Records contained in a dataset:
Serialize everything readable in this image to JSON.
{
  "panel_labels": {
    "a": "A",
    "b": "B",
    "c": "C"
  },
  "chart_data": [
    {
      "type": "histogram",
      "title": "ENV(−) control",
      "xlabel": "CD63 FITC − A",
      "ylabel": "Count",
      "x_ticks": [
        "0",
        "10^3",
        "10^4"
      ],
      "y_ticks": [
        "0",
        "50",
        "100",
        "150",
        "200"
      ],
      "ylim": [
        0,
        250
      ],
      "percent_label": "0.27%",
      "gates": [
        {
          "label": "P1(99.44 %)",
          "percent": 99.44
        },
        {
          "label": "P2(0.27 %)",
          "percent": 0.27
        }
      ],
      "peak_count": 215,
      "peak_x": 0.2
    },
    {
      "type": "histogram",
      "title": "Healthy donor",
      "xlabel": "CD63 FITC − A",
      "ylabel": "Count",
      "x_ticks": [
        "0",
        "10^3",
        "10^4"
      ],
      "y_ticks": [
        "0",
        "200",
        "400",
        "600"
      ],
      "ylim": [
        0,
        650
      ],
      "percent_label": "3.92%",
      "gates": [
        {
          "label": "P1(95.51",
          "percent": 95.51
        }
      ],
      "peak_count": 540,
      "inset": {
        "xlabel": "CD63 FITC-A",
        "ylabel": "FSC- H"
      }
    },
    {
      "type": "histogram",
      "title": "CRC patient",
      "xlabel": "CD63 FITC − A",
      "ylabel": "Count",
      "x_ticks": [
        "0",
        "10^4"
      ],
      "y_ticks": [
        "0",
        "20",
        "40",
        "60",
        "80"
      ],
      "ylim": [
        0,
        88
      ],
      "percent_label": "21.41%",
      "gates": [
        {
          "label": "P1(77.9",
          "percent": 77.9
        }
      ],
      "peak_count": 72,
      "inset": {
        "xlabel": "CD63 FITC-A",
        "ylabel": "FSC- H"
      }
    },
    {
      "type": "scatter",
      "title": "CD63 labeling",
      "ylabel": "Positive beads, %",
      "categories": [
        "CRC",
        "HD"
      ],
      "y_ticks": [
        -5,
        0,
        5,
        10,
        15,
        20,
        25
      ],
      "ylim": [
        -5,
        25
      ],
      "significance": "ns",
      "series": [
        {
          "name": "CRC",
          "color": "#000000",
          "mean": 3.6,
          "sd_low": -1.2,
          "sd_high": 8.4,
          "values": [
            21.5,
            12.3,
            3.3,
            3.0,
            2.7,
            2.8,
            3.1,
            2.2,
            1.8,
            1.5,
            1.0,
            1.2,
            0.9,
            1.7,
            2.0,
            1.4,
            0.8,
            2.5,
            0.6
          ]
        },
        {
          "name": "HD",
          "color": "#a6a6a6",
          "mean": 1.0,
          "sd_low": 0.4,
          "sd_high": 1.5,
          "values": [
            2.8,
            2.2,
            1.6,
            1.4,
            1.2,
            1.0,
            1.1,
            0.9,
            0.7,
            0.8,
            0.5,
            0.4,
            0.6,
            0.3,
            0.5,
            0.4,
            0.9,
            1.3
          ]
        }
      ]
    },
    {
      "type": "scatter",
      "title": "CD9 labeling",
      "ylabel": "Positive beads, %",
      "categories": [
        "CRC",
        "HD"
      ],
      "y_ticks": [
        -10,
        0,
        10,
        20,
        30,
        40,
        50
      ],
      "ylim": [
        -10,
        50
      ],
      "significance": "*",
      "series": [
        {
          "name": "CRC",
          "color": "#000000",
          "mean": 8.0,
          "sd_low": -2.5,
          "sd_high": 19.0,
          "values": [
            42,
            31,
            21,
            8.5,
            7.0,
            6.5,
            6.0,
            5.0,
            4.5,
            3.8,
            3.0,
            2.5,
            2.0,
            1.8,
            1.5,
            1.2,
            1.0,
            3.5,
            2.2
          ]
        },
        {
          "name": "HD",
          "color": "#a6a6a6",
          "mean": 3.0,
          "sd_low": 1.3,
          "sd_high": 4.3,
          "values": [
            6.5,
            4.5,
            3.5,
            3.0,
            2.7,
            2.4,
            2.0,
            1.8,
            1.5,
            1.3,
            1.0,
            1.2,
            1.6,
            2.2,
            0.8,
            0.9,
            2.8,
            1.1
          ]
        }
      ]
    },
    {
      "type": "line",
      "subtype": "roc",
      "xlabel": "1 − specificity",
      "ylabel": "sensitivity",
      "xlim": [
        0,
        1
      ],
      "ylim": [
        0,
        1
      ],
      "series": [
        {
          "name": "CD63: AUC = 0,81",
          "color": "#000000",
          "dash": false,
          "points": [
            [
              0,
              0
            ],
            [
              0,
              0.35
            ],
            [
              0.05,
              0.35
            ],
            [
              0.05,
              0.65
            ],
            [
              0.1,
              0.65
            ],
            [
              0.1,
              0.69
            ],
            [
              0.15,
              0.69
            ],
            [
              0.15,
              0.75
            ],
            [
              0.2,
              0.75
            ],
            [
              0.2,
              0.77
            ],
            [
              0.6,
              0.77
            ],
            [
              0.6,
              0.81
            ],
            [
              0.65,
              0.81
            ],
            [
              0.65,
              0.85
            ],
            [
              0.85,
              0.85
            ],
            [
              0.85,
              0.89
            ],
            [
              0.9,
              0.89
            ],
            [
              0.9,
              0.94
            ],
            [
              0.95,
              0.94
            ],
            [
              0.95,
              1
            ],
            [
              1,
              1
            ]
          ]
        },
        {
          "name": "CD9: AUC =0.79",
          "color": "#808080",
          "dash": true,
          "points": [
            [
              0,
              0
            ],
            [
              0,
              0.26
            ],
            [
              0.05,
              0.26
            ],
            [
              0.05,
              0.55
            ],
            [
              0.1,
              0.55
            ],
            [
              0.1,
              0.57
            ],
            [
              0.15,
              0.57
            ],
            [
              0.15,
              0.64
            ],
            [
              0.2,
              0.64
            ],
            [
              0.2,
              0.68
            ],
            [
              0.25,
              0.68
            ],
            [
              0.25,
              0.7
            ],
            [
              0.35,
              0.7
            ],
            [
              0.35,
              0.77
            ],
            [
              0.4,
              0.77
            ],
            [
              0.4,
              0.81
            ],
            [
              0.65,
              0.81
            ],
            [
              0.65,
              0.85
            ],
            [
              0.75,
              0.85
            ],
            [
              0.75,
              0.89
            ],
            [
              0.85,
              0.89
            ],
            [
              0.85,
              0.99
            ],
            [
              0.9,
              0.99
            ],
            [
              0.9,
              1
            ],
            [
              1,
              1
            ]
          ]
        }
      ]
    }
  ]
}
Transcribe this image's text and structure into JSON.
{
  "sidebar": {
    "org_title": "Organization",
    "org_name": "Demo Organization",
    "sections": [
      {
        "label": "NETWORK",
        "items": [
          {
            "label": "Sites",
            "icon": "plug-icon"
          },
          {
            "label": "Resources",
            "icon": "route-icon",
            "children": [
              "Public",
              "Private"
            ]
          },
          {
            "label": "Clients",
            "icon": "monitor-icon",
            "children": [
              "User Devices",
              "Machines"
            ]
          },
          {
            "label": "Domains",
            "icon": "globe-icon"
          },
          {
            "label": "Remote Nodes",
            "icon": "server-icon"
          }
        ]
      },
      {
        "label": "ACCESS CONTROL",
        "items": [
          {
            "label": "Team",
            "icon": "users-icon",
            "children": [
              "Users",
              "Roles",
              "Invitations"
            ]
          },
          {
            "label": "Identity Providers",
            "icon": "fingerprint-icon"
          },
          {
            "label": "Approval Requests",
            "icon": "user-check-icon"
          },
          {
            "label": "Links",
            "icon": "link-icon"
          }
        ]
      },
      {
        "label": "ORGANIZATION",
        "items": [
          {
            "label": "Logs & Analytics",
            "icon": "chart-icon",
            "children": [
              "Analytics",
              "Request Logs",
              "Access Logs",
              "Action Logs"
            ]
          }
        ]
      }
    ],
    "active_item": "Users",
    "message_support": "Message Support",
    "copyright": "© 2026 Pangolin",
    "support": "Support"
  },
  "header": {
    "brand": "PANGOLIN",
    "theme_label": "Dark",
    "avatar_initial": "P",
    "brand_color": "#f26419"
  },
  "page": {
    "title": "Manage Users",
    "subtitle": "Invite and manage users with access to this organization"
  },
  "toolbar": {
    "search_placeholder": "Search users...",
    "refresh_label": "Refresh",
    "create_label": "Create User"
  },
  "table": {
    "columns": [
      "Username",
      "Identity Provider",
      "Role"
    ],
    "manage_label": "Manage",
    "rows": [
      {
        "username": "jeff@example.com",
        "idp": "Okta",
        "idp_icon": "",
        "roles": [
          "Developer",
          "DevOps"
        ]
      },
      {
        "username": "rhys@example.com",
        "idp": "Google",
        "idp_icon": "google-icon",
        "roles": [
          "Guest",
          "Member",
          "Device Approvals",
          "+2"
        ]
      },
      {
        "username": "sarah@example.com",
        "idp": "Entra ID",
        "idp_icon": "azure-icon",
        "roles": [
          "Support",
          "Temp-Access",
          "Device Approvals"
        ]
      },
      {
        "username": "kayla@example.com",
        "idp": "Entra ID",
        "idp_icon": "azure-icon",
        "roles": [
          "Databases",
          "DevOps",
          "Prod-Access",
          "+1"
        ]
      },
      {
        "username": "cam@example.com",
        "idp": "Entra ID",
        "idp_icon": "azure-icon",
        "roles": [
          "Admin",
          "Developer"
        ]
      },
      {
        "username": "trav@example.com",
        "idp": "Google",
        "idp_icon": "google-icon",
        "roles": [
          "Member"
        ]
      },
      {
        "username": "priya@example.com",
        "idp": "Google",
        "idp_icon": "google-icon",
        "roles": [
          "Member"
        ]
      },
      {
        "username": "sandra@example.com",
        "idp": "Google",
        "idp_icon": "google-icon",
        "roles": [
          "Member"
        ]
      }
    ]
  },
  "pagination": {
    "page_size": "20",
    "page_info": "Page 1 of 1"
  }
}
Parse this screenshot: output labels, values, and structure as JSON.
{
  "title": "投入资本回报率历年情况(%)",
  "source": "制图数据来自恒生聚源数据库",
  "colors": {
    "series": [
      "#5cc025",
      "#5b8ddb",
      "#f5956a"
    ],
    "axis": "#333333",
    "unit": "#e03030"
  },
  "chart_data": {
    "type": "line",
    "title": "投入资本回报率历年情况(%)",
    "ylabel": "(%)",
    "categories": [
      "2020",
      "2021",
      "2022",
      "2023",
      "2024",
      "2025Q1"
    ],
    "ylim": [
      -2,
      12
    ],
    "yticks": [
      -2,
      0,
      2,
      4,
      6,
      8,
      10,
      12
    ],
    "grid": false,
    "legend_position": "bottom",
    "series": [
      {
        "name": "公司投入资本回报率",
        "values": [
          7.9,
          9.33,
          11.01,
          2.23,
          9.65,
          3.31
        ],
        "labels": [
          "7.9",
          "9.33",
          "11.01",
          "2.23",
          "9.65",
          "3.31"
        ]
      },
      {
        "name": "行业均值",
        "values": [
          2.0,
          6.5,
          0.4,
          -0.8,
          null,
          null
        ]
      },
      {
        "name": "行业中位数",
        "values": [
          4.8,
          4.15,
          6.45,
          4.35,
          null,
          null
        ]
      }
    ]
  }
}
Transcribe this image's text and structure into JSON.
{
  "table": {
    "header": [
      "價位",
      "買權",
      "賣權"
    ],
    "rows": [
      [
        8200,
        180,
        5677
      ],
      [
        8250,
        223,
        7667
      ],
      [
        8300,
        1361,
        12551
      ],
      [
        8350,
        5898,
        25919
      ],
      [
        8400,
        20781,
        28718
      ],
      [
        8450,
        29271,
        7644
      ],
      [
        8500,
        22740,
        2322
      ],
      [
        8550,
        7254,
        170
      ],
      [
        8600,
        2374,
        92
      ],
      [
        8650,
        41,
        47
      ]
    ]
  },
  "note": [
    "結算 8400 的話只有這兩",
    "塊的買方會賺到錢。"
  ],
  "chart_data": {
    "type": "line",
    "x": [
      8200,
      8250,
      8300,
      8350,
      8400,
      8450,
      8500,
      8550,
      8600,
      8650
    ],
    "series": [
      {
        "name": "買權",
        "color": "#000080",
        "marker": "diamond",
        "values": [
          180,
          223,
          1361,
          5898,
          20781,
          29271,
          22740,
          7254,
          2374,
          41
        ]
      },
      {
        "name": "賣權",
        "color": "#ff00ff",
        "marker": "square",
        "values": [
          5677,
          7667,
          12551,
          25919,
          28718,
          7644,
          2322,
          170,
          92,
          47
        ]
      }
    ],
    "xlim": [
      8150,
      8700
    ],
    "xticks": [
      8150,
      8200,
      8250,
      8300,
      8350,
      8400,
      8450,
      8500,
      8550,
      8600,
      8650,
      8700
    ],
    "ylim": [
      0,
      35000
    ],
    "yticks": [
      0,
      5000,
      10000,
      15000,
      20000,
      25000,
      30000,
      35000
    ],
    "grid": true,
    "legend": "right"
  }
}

Written problem: Go through the entries above and count the lines containing the word "投入资本回报率历年情况"; give only that count.

Right answer: 2